** Start of DATA FOR THE TASK **

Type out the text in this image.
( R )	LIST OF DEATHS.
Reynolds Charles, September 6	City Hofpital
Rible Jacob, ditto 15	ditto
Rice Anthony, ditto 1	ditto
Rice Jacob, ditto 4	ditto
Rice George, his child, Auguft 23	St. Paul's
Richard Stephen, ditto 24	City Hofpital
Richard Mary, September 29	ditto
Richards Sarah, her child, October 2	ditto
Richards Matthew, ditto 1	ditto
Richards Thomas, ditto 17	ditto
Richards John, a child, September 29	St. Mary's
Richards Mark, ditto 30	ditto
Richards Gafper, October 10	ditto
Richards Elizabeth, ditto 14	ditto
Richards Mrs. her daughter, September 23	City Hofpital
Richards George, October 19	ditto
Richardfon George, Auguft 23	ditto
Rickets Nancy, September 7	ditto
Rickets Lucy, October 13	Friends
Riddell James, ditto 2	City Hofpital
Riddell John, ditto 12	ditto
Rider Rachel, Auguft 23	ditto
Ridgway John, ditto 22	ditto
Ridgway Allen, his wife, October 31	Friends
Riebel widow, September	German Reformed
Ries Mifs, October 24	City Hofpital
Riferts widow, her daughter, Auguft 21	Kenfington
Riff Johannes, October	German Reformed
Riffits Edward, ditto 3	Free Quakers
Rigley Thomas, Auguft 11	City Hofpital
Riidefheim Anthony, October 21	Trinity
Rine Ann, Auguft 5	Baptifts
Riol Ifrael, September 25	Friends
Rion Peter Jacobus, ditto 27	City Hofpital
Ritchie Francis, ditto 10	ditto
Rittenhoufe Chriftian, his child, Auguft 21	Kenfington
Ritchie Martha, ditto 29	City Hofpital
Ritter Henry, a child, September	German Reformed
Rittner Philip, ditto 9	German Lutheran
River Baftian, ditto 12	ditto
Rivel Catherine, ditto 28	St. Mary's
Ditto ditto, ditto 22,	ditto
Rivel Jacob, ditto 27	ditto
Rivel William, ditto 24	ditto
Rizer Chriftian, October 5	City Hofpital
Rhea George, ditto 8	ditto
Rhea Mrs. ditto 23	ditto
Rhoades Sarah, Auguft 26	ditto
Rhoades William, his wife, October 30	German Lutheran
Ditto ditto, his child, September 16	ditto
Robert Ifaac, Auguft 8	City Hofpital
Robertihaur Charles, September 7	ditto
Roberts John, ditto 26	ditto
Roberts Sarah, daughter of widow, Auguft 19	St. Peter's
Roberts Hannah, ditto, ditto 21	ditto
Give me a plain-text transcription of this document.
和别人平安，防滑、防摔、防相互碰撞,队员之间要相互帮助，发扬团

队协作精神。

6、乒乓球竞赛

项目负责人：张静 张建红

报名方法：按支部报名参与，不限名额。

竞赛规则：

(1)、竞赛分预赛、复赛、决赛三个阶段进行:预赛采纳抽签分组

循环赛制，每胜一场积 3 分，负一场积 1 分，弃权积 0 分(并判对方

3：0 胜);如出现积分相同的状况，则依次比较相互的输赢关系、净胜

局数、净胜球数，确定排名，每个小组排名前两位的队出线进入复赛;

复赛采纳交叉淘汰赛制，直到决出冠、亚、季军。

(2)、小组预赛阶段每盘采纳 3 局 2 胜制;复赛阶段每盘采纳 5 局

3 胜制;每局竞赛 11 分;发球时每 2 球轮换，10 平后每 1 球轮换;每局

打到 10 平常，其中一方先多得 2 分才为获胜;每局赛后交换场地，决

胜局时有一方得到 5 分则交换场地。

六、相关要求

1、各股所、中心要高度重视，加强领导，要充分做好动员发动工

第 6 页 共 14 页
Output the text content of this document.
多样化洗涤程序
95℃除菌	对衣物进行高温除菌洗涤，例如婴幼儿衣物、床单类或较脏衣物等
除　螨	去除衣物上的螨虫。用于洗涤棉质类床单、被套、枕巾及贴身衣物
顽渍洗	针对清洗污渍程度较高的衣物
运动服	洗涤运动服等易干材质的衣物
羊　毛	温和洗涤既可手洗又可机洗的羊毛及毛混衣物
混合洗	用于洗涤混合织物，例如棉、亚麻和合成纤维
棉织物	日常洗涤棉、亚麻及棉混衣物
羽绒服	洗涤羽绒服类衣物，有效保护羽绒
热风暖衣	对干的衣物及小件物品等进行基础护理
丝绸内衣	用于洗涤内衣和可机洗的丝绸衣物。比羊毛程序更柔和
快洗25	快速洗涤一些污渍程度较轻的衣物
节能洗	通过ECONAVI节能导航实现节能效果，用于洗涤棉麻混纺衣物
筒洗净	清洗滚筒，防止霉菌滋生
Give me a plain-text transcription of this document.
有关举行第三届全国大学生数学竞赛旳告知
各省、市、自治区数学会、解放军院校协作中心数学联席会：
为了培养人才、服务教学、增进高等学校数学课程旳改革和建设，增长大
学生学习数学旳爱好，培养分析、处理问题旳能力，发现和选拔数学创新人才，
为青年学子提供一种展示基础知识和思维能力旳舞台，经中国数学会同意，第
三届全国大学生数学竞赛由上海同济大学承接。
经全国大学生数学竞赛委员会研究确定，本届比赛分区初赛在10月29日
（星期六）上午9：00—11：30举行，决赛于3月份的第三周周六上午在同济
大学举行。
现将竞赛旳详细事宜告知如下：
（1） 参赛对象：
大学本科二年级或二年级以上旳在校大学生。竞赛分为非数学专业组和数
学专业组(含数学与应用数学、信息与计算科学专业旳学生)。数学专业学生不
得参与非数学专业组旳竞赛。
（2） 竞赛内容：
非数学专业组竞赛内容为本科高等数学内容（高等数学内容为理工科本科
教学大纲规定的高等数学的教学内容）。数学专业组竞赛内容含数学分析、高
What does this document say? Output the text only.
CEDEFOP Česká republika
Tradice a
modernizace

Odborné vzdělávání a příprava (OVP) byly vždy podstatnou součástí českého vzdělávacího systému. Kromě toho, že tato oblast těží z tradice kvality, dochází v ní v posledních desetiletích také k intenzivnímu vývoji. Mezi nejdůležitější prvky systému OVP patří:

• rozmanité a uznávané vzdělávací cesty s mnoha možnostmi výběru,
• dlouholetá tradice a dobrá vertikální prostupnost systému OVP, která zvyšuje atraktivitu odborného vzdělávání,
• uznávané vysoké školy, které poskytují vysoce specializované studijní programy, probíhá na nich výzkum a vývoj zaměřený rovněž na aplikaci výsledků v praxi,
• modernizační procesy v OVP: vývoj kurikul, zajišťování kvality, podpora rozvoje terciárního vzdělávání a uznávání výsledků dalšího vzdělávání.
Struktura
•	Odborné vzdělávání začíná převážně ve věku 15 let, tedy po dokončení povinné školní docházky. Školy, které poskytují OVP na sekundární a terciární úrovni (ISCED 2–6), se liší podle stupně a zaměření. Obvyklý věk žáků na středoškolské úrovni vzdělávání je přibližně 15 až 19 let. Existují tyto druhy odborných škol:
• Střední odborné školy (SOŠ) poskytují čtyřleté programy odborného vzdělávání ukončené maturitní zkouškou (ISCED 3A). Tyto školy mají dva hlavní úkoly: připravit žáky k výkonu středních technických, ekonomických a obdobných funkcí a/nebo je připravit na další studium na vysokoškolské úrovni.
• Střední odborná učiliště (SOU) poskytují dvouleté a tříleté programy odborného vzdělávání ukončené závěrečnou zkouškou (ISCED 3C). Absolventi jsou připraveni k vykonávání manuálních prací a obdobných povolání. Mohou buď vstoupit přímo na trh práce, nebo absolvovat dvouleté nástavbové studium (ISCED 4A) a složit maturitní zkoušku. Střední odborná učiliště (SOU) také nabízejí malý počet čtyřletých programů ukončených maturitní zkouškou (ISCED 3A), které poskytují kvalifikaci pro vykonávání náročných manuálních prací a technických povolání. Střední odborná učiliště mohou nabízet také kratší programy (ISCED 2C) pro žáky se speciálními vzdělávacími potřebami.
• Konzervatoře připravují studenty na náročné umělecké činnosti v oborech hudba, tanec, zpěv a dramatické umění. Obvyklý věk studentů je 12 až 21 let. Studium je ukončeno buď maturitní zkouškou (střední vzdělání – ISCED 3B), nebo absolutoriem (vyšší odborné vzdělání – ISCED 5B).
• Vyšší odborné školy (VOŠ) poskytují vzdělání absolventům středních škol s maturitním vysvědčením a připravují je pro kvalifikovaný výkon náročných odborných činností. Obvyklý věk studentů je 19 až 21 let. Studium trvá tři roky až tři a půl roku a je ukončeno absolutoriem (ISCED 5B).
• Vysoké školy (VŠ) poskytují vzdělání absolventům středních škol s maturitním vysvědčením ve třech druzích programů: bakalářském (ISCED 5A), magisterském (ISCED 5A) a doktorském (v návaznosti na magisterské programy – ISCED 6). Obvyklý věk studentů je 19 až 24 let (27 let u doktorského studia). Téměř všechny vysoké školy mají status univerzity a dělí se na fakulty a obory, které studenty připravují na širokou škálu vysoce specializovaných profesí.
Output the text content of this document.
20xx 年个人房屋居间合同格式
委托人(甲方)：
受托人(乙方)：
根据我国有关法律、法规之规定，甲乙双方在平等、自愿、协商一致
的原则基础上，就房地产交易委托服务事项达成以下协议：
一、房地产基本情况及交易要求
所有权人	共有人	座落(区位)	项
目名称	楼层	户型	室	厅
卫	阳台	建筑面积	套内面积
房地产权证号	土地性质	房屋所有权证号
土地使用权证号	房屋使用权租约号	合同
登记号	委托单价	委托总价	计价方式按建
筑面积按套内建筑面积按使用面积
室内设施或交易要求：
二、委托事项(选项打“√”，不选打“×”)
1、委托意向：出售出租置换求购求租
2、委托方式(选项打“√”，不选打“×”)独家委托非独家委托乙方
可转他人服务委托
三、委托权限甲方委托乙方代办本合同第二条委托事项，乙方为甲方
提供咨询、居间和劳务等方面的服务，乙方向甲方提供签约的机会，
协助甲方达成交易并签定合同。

** End of DATA FOR THE TASK **

STATED PROBLEM >>
Find the lines of the material that hold the word "náročných" and report their count alone.

ANSWER FOR THE TASK >>
2